Data records

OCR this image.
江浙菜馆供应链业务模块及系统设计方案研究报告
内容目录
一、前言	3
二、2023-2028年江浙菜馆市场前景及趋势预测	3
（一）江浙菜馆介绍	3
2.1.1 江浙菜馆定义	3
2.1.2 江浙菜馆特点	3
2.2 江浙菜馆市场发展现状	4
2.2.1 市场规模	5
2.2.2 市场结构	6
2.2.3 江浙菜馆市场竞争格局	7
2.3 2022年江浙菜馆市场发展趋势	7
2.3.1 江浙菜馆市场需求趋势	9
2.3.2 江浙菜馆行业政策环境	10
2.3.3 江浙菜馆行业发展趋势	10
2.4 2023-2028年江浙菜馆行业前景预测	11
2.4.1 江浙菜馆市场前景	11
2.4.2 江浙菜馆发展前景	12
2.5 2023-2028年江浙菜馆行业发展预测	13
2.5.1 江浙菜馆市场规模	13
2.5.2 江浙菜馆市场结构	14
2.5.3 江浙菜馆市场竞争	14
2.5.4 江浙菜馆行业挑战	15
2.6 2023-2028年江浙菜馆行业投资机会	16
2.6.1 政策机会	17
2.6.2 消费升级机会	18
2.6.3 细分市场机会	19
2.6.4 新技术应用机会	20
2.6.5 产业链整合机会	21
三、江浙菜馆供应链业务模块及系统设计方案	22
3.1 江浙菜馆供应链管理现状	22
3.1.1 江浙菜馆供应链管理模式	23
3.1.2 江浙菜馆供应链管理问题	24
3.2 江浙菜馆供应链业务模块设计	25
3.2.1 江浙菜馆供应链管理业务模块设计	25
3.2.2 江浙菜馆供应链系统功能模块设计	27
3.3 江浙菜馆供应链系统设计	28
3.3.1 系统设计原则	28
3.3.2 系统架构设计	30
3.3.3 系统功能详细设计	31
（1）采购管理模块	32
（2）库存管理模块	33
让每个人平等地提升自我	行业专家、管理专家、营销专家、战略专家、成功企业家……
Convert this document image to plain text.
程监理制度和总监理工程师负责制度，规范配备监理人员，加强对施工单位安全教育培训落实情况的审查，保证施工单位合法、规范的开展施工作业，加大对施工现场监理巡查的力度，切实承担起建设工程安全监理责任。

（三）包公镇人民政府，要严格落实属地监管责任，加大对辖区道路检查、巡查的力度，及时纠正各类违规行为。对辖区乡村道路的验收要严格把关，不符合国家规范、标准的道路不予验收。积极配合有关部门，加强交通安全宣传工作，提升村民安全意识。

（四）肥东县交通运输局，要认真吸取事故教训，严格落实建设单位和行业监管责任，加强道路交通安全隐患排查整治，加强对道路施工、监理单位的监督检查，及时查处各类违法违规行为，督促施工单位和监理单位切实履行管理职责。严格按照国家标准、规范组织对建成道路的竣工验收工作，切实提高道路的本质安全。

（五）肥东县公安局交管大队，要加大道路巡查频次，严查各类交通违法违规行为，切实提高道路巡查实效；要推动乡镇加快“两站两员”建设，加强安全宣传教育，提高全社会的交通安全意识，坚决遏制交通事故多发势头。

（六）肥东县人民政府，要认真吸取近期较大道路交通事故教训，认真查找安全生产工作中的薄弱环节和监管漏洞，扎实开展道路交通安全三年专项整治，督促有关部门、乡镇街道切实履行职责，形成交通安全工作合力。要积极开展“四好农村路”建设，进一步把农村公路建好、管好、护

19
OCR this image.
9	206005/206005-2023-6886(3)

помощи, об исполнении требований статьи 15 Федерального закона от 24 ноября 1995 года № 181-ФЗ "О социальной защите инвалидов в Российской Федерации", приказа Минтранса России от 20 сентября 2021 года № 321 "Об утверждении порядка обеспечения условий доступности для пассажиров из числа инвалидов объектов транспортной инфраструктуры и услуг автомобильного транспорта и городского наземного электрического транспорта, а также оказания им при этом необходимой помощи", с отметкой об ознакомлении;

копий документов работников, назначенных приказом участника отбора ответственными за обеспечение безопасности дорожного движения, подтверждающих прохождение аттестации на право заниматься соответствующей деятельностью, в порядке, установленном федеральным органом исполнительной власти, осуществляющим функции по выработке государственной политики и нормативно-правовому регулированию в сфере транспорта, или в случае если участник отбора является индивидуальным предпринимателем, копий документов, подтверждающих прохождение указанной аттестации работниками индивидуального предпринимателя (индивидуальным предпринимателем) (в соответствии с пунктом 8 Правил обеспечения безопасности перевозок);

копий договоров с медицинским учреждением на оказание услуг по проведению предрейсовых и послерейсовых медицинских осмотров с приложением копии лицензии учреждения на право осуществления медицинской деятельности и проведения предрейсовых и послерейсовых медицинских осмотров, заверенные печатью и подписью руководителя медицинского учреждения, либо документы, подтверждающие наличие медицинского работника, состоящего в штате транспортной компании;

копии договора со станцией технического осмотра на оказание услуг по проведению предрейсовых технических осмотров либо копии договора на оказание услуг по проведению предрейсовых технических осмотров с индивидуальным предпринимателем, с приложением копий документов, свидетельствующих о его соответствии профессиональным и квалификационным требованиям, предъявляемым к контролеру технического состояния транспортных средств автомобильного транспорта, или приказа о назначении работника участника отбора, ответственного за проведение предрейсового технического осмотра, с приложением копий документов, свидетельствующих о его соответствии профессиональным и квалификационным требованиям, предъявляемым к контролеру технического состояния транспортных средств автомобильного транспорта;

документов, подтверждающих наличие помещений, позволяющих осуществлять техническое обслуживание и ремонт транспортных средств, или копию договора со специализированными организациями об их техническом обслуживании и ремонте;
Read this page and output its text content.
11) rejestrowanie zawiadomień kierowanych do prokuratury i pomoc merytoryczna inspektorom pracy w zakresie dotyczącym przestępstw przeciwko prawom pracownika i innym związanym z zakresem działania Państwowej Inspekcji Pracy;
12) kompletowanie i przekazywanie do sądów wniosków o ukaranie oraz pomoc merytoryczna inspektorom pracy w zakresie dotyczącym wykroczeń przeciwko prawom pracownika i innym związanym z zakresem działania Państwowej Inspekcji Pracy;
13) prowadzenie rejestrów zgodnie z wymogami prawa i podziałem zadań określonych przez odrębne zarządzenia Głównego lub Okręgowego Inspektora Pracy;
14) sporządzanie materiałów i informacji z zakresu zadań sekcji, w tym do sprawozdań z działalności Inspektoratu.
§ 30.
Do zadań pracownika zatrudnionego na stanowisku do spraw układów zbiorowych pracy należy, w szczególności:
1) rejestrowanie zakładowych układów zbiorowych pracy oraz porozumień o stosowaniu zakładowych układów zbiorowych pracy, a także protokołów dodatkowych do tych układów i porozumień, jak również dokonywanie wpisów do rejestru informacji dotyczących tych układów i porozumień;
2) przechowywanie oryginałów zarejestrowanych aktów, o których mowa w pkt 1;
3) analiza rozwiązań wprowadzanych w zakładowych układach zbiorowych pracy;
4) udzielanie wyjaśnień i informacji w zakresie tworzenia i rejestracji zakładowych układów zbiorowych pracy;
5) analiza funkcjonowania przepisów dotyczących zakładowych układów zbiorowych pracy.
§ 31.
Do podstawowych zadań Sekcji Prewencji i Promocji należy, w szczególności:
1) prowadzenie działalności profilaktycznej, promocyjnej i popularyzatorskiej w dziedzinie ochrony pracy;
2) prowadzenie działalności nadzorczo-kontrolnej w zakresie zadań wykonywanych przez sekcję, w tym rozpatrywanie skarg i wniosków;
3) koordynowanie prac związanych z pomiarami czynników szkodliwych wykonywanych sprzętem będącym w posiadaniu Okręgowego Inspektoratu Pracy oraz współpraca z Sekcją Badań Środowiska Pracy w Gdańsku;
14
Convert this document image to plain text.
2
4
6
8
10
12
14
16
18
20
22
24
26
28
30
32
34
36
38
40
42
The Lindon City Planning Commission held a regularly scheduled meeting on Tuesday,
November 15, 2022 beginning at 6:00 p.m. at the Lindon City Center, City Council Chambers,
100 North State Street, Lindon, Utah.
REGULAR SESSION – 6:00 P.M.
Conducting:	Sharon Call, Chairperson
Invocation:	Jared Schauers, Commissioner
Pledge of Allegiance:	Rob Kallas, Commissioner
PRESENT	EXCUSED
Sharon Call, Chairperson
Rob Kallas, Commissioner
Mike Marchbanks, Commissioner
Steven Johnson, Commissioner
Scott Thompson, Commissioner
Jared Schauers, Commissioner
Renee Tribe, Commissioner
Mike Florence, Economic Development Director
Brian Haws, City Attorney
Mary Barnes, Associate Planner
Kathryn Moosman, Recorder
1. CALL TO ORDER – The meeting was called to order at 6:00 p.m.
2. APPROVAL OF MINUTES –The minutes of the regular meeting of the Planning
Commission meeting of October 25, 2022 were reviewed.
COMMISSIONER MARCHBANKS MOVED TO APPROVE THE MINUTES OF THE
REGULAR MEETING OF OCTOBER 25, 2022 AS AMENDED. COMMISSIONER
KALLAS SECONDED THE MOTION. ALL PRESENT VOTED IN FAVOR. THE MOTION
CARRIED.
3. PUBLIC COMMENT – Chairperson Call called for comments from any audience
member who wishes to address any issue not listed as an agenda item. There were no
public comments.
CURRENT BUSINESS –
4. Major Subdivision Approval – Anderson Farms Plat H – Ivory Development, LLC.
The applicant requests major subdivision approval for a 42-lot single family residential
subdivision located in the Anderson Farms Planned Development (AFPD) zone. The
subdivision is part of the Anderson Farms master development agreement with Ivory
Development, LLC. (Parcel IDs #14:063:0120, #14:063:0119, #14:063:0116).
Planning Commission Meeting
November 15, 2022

_TASK DIRECTIONS_
Track down every line with the word "informacji" and copy it.

_TASK SOLUTION_
14) sporządzanie materiałów i informacji z zakresu zadań sekcji, w tym do sprawozdań z działalności Inspektoratu.
1) rejestrowanie zakładowych układów zbiorowych pracy oraz porozumień o stosowaniu zakładowych układów zbiorowych pracy, a także protokołów dodatkowych do tych układów i porozumień, jak również dokonywanie wpisów do rejestru informacji dotyczących tych układów i porozumień;
4) udzielanie wyjaśnień i informacji w zakresie tworzenia i rejestracji zakładowych układów zbiorowych pracy;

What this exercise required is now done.